Opdracht:
Schrijf uit het documentfragment letterlijk het stuk over van "Ter plaatse van" tot en met "2' toegekend gekregen.".

Fragment uit document:
Op de gronden met de bestemming Wonen wordt de mogelijkheid geboden om de gronden achter en deels naast het hoofdgebouw te gebruiken voor uitbreiding aan het hoofdgebouw of voor de bouw van vrijstaande bijgebouwen. Het gezamenlijk oppervlak aan aan- en uitbouwen en bijgebouwen mag ten hoogste 50% van de bij het hoofdgebouw behorende gronden met de bestemming Wonen bedragen tot een maximum van 50 m². Ten minste 25 m² van de gronden die als Wonen zijn bestemd dient altijd onbebouwd en onoverdekt te blijven. Op deze manier worden er voldoende erfbebouwingsmogelijkheden geboden, terwijl de ruimtelijke kwaliteit niet onevenredig wordt aangetast. De genoemde 50 m² mag worden vermeerderd tot 75 m² indien de oppervlakte van de bij het hoofdgebouw behorende gronden met de bestemming Wonen buiten het bouwvlak ten minste 250 m² bedraagt. Voor een perceel is een 'specifieke bouwaanduiding - 2' opgenomen omdat hier meer oppervlak aan erfbebouwing is toegestaan (126 m²).

Ter plaatse van de aanduidins 'specifieke vorm van wonen - 1' is een ooievaarsnest toegestaan met een bouwhoogte van ten hoogste 9 m.

Voorstraat 1

Aan de Voorstraat 1 is een wijzigingsbevoegdheid opgenomen voor het bouwen van een tweede woning. Akoestisch onderzoek heeft reeds plaatsgevonden en is opgenomen in bijlage 9 bij de toelichting.

Woon-zorgcentra De Kuijer en Horstwaarde

Het woon-zorgcentrum De Kuijer aan de Jozef Israëllaan en het nieuw te bouwen woon-zorgcentrum Horstwaarde aan de Kooi vervullen, in aanvulling op de woonfunctie, ook een hieraan gerelateerde zorgfunctie. Daarom hebben deze centra de bestemming Wonen met de aanduiding 'maatschappelijk - 2' toegekend gekregen.

Waarde - Archeologie - 1 t/m 3

De aanwezige archeologische waarden in het plangebied worden beschermd via de dubbelbestemmingen Waarde - Archeologie - 1 t/m 3. Op grond van deze dubbelbestemmingen is het voor activiteiten waarbij gegraven wordt, zoals bouwen en een aantal specifiek genoemde werken en werkzaamheden noodzakelijk eerst een archeologisch onderzoek te laten uitvoeren dan wel een omgevingsvergunning voor het uitvoeren van werken en werkzaamheden aan te vragen. Indien is aangetoond dat de te verrichten activiteiten de archeologische waarden niet zullen schaden kan worden gebouwd, dan wel kan de omgevingsvergunning voor het uitvoeren van werken en werkzaamheden worden verleend.

Gegevens voor analyse:
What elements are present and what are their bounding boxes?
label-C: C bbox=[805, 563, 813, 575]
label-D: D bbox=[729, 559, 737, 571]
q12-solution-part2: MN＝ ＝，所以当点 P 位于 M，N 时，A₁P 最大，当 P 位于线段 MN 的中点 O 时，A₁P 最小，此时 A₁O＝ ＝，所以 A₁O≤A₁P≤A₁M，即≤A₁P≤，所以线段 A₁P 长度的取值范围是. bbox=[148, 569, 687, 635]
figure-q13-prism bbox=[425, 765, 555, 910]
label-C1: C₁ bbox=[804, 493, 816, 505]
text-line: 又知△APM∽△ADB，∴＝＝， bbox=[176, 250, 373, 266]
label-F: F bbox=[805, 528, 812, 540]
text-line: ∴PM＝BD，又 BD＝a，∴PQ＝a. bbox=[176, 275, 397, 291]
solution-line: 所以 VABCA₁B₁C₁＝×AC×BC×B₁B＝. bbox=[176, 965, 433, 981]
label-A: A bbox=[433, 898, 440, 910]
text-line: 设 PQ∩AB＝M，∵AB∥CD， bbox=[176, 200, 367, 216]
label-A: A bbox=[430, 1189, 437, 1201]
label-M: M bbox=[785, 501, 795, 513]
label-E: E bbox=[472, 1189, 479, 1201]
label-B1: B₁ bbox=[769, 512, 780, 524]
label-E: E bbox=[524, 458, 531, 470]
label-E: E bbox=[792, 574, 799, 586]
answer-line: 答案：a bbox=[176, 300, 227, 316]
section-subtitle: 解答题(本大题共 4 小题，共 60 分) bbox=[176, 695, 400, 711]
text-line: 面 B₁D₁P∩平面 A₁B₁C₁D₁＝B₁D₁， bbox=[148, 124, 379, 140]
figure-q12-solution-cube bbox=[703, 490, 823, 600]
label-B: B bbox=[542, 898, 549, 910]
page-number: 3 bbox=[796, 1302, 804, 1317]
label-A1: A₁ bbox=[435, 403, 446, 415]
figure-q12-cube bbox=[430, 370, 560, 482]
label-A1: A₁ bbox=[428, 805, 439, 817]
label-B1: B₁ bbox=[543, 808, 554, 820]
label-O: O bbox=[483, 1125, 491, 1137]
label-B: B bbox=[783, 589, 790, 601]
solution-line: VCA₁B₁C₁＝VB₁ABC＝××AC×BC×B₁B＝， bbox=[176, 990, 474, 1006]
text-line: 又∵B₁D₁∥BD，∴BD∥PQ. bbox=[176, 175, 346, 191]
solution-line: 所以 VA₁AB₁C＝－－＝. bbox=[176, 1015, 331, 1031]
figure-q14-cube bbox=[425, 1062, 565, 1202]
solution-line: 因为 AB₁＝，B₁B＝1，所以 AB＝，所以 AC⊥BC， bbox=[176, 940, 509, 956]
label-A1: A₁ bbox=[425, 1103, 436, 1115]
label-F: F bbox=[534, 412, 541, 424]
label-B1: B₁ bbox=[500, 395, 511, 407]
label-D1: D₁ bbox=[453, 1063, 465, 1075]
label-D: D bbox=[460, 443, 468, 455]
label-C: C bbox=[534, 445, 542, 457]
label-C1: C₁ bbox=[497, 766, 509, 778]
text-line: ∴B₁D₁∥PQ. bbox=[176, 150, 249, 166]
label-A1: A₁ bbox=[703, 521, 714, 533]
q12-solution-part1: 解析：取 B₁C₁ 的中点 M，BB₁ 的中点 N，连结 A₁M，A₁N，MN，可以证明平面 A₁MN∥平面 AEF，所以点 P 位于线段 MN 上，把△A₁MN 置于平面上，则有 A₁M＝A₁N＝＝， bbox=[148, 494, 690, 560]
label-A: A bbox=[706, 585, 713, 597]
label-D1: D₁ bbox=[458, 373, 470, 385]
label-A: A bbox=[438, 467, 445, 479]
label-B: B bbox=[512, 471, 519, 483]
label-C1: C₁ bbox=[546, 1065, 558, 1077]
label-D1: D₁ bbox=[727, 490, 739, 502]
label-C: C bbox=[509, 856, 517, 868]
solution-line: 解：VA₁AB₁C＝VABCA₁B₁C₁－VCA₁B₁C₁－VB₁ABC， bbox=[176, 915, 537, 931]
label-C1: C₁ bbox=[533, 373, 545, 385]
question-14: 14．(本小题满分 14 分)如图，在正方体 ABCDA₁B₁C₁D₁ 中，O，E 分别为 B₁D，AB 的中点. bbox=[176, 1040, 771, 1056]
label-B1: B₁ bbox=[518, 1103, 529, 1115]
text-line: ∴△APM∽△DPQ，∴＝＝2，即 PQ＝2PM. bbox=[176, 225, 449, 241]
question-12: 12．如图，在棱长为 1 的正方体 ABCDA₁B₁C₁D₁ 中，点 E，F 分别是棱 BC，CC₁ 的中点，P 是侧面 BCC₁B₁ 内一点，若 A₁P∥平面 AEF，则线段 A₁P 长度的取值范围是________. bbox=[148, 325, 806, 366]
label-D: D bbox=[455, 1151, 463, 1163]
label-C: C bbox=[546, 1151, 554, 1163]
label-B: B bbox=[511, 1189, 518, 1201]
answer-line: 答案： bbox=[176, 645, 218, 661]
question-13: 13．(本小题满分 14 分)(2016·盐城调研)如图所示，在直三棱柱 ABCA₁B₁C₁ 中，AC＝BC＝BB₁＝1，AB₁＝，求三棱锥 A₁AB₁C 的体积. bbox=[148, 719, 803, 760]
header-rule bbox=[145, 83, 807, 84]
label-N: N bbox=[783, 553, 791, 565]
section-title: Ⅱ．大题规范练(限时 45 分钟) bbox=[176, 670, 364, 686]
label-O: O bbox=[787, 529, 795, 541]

Geschreven antwoord:
Ter plaatse van de aanduidins 'specifieke vorm van wonen - 1' is een ooievaarsnest toegestaan met een bouwhoogte van ten hoogste 9 m.

Voorstraat 1

Aan de Voorstraat 1 is een wijzigingsbevoegdheid opgenomen voor het bouwen van een tweede woning. Akoestisch onderzoek heeft reeds plaatsgevonden en is opgenomen in bijlage 9 bij de toelichting.

Woon-zorgcentra De Kuijer en Horstwaarde

Het woon-zorgcentrum De Kuijer aan de Jozef Israëllaan en het nieuw te bouwen woon-zorgcentrum Horstwaarde aan de Kooi vervullen, in aanvulling op de woonfunctie, ook een hieraan gerelateerde zorgfunctie. Daarom hebben deze centra de bestemming Wonen met de aanduiding 'maatschappelijk - 2' toegekend gekregen.